- [SUPPLIED RECORDS]
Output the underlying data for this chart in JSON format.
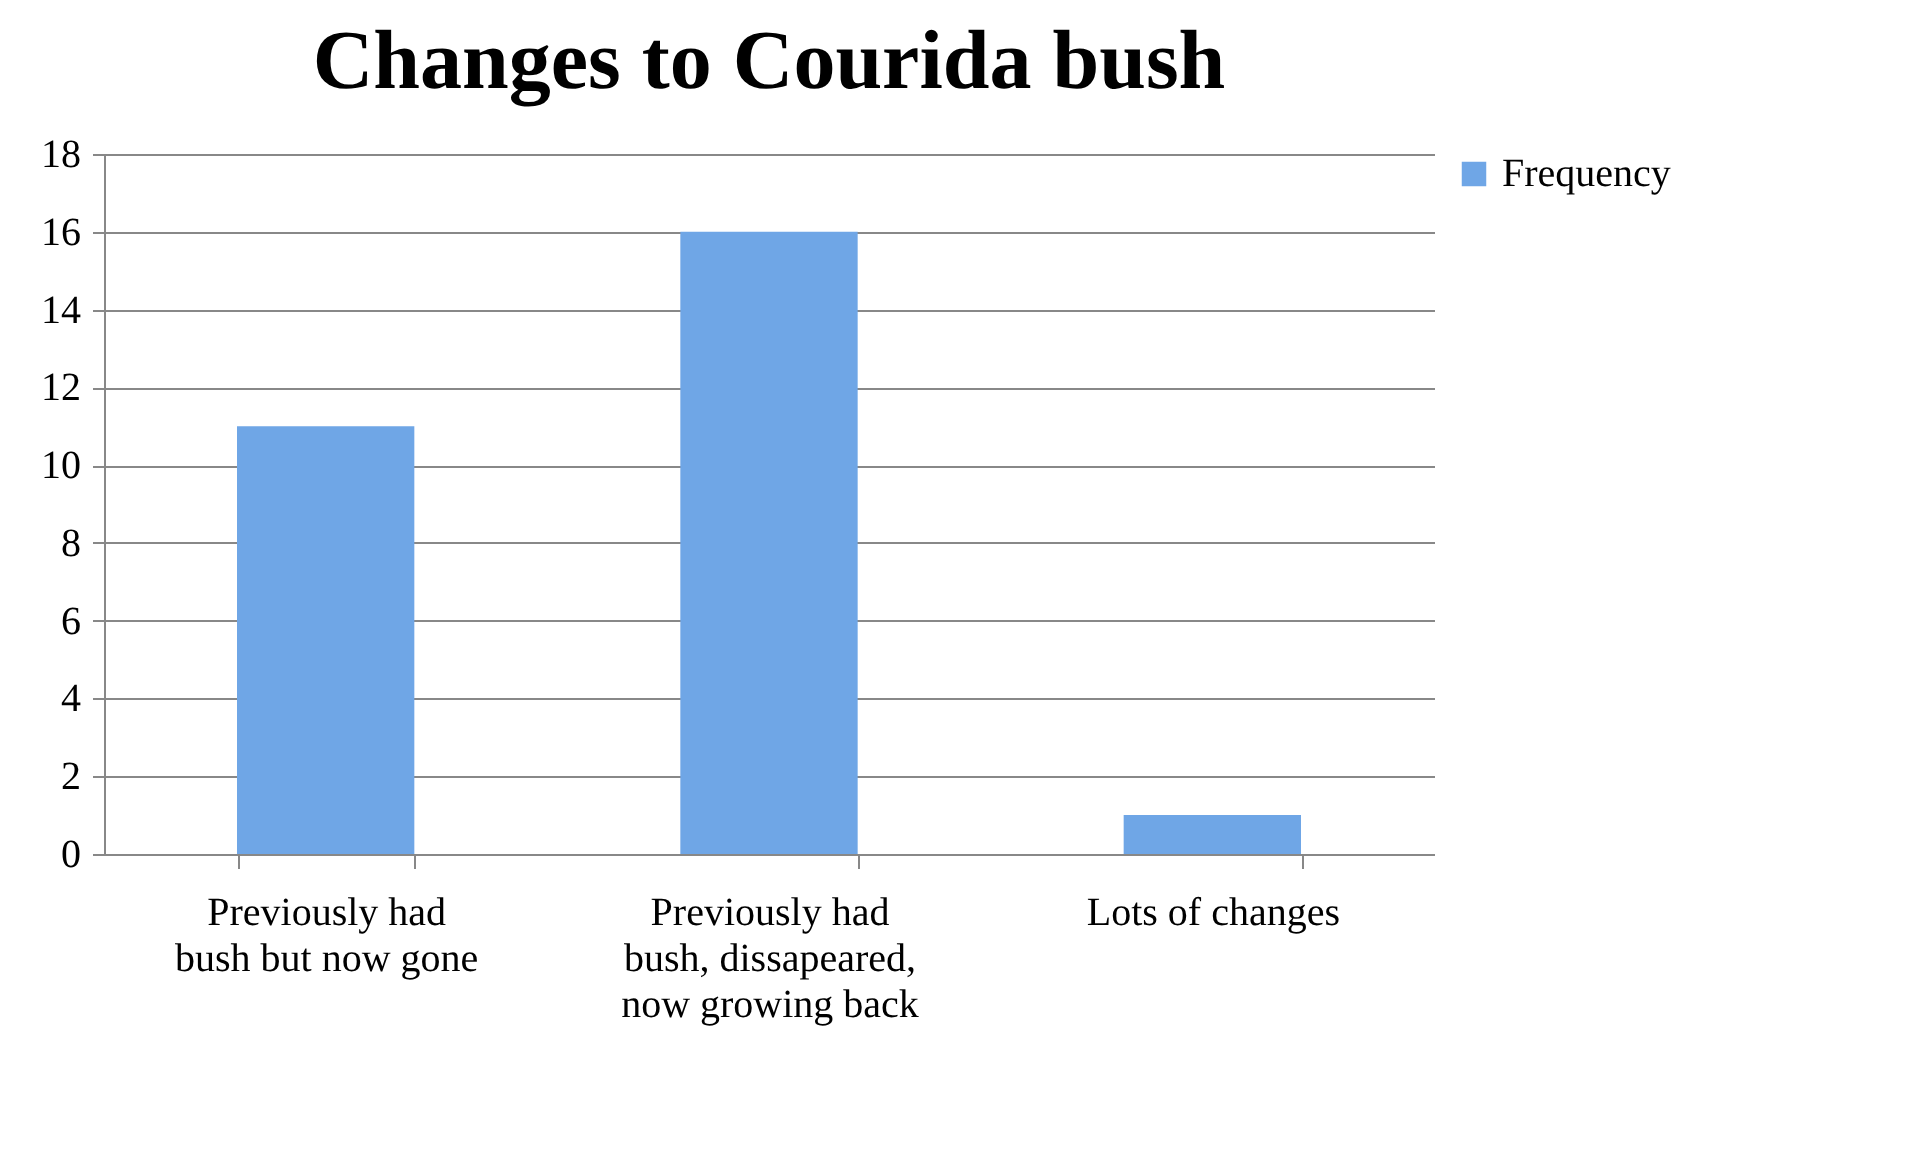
{
  "chart_data": {
    "type": "bar",
    "title": "Changes to Courida bush",
    "categories": [
      "Previously had bush but now gone",
      "Previously had bush, dissapeared, now growing back",
      "Lots of changes"
    ],
    "series": [
      {
        "name": "Frequency",
        "color": "#6fa6e6",
        "values": [
          11,
          16,
          1
        ]
      }
    ],
    "ylim": [
      0,
      18
    ],
    "yticks": [
      0,
      2,
      4,
      6,
      8,
      10,
      12,
      14,
      16,
      18
    ],
    "grid": "y",
    "legend": "right"
  }
}
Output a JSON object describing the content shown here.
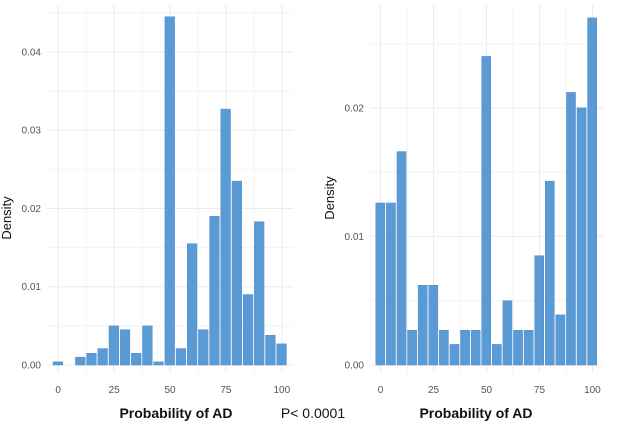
{
  "p_value": "P< 0.0001",
  "colors": {
    "bar": "#5b9bd5",
    "bar_edge": "#4a8bcc",
    "grid": "#ebebeb",
    "panel_bg": "#f7f7f7"
  },
  "chart_data": [
    {
      "type": "bar",
      "title": "",
      "xlabel": "Probability of AD",
      "ylabel": "Density",
      "xlim": [
        -5,
        105
      ],
      "ylim": [
        0,
        0.046
      ],
      "x_ticks": [
        0,
        25,
        50,
        75,
        100
      ],
      "x_tick_labels": [
        "0",
        "25",
        "50",
        "75",
        "100"
      ],
      "y_ticks": [
        0,
        0.01,
        0.02,
        0.03,
        0.04
      ],
      "y_tick_labels": [
        "0.00",
        "0.01",
        "0.02",
        "0.03",
        "0.04"
      ],
      "bin_width": 5,
      "bin_centers": [
        0,
        5,
        10,
        15,
        20,
        25,
        30,
        35,
        40,
        45,
        50,
        55,
        60,
        65,
        70,
        75,
        80,
        85,
        90,
        95,
        100
      ],
      "values": [
        0.0004,
        0,
        0.001,
        0.0015,
        0.0021,
        0.005,
        0.0045,
        0.0015,
        0.005,
        0.0004,
        0.0445,
        0.0021,
        0.0155,
        0.0045,
        0.019,
        0.0327,
        0.0235,
        0.009,
        0.0183,
        0.0038,
        0.0027
      ]
    },
    {
      "type": "bar",
      "title": "",
      "xlabel": "Probability of AD",
      "ylabel": "Density",
      "xlim": [
        -5,
        105
      ],
      "ylim": [
        0,
        0.028
      ],
      "x_ticks": [
        0,
        25,
        50,
        75,
        100
      ],
      "x_tick_labels": [
        "0",
        "25",
        "50",
        "75",
        "100"
      ],
      "y_ticks": [
        0,
        0.01,
        0.02
      ],
      "y_tick_labels": [
        "0.00",
        "0.01",
        "0.02"
      ],
      "bin_width": 5,
      "bin_centers": [
        0,
        5,
        10,
        15,
        20,
        25,
        30,
        35,
        40,
        45,
        50,
        55,
        60,
        65,
        70,
        75,
        80,
        85,
        90,
        95,
        100
      ],
      "values": [
        0.0126,
        0.0126,
        0.0166,
        0.0027,
        0.0062,
        0.0062,
        0.0027,
        0.0016,
        0.0027,
        0.0027,
        0.024,
        0.0016,
        0.005,
        0.0027,
        0.0027,
        0.0085,
        0.0143,
        0.0039,
        0.0212,
        0.02,
        0.027
      ]
    }
  ]
}
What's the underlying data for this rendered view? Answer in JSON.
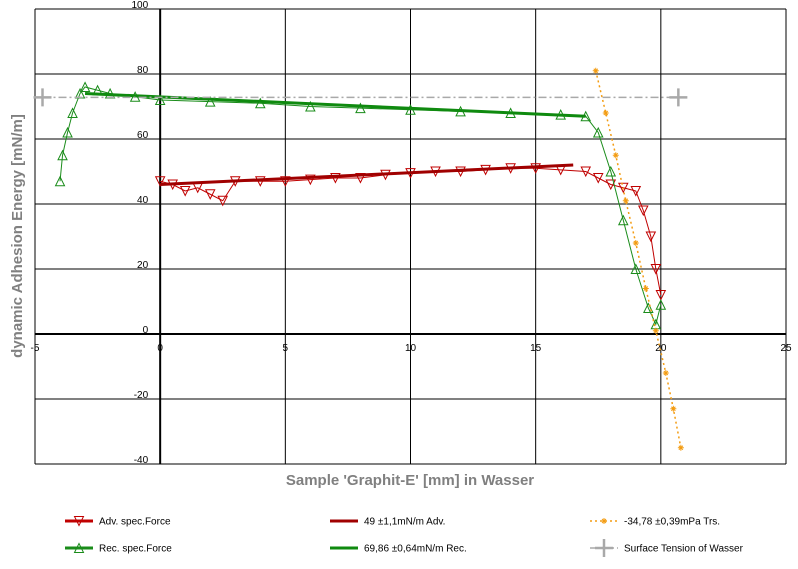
{
  "chart_data": {
    "type": "line",
    "x_label": "Sample 'Graphit-E' [mm] in Wasser",
    "y_label": "dynamic Adhesion Energy [mN/m]",
    "xlim": [
      -5,
      25
    ],
    "xticks": [
      -5,
      0,
      5,
      10,
      15,
      20,
      25
    ],
    "ylim": [
      -40,
      100
    ],
    "yticks": [
      -40,
      -20,
      0,
      20,
      40,
      60,
      80,
      100
    ],
    "grid": true,
    "legend": "bottom",
    "series": [
      {
        "name": "Adv. spec.Force",
        "color": "#c00000",
        "marker": "triangle-down",
        "line": "solid",
        "x": [
          0,
          0.5,
          1,
          1.5,
          2,
          2.5,
          3,
          4,
          5,
          6,
          7,
          8,
          9,
          10,
          11,
          12,
          13,
          14,
          15,
          16,
          17,
          17.5,
          18,
          18.5,
          19,
          19.3,
          19.6,
          19.8,
          20
        ],
        "values": [
          47,
          46,
          44,
          45,
          43,
          41,
          47,
          47,
          47,
          47.5,
          48,
          48,
          49,
          49.5,
          50,
          50,
          50.5,
          51,
          51,
          50.5,
          50,
          48,
          46,
          45,
          44,
          38,
          30,
          20,
          12
        ]
      },
      {
        "name": "Rec. spec.Force",
        "color": "#1a8c1a",
        "marker": "triangle-up",
        "line": "solid",
        "x": [
          -4,
          -3.9,
          -3.7,
          -3.5,
          -3.2,
          -3,
          -2.5,
          -2,
          -1,
          0,
          2,
          4,
          6,
          8,
          10,
          12,
          14,
          16,
          17,
          17.5,
          18,
          18.5,
          19,
          19.5,
          19.8,
          20
        ],
        "values": [
          47,
          55,
          62,
          68,
          74,
          76,
          75,
          74,
          73,
          72,
          71.5,
          71,
          70,
          69.5,
          69,
          68.5,
          68,
          67.5,
          67,
          62,
          50,
          35,
          20,
          8,
          3,
          9
        ]
      },
      {
        "name": "49 ±1,1mN/m Adv.",
        "color": "#a00000",
        "marker": "none",
        "line": "thick",
        "x": [
          0,
          16.5
        ],
        "values": [
          46,
          52
        ]
      },
      {
        "name": "69,86 ±0,64mN/m Rec.",
        "color": "#0f8a0f",
        "marker": "none",
        "line": "thick",
        "x": [
          -3,
          17
        ],
        "values": [
          74,
          67
        ]
      },
      {
        "name": "-34,78 ±0,39mPa Trs.",
        "color": "#f39c12",
        "marker": "star",
        "line": "dotted",
        "x": [
          17.4,
          17.8,
          18.2,
          18.6,
          19,
          19.4,
          19.8,
          20.2,
          20.5,
          20.8
        ],
        "values": [
          81,
          68,
          55,
          41,
          28,
          14,
          1,
          -12,
          -23,
          -35
        ]
      },
      {
        "name": "Surface Tension of Wasser",
        "color": "#a9a9a9",
        "marker": "plus",
        "line": "dashdot",
        "x": [
          -4.7,
          20.7
        ],
        "values": [
          72.8,
          72.8
        ]
      }
    ]
  }
}
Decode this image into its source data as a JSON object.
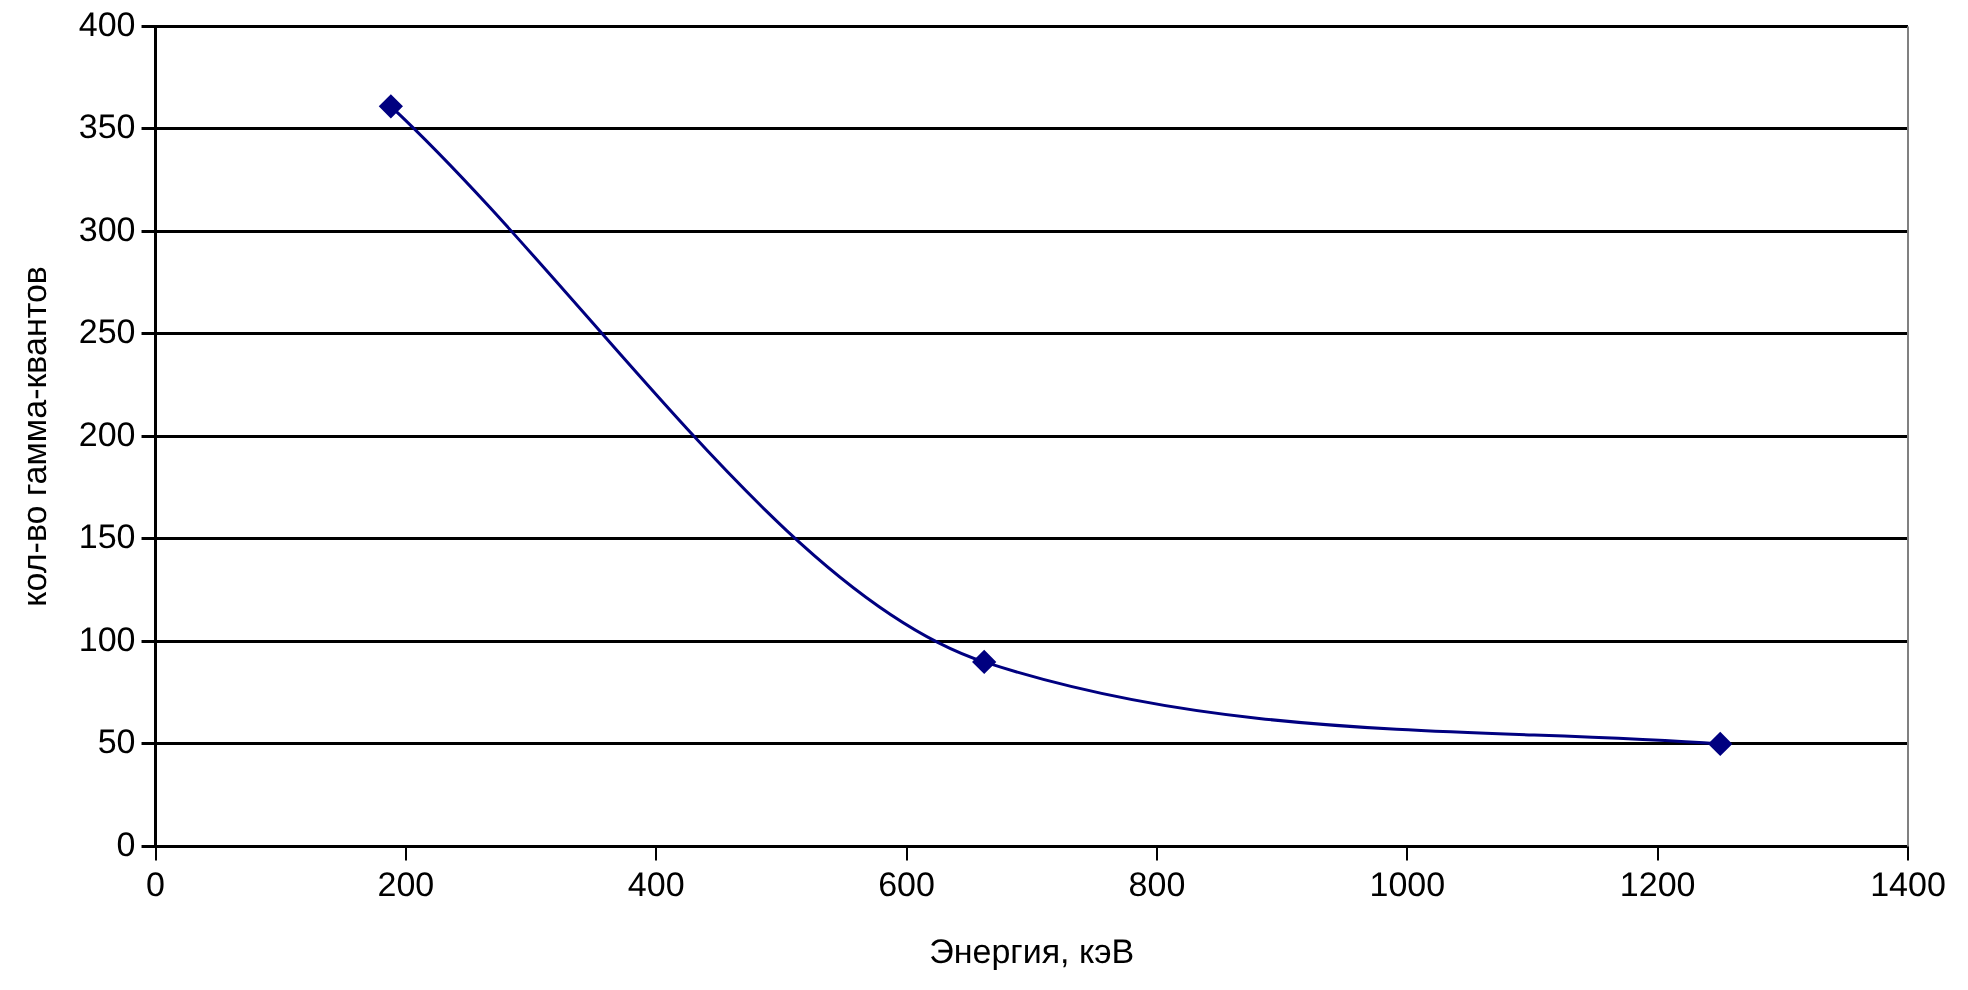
{
  "chart_data": {
    "type": "line",
    "xlabel": "Энергия, кэВ",
    "ylabel": "кол-во гамма-квантов",
    "x": [
      188,
      662,
      1250
    ],
    "series": [
      {
        "color": "#000080",
        "values": [
          361,
          90,
          50
        ]
      }
    ],
    "xlim": [
      0,
      1400
    ],
    "xticks": [
      0,
      200,
      400,
      600,
      800,
      1000,
      1200,
      1400
    ],
    "ylim": [
      0,
      400
    ],
    "yticks": [
      0,
      50,
      100,
      150,
      200,
      250,
      300,
      350,
      400
    ],
    "grid": "y",
    "legend": false,
    "marker": "diamond",
    "line_style": "solid"
  }
}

- [THE TASK] From the listing above, return each line with the word "Output".

- [TASK RESPONSE]
Output the underlying data for this chart in JSON format.
Output a JSON object describing the content shown here.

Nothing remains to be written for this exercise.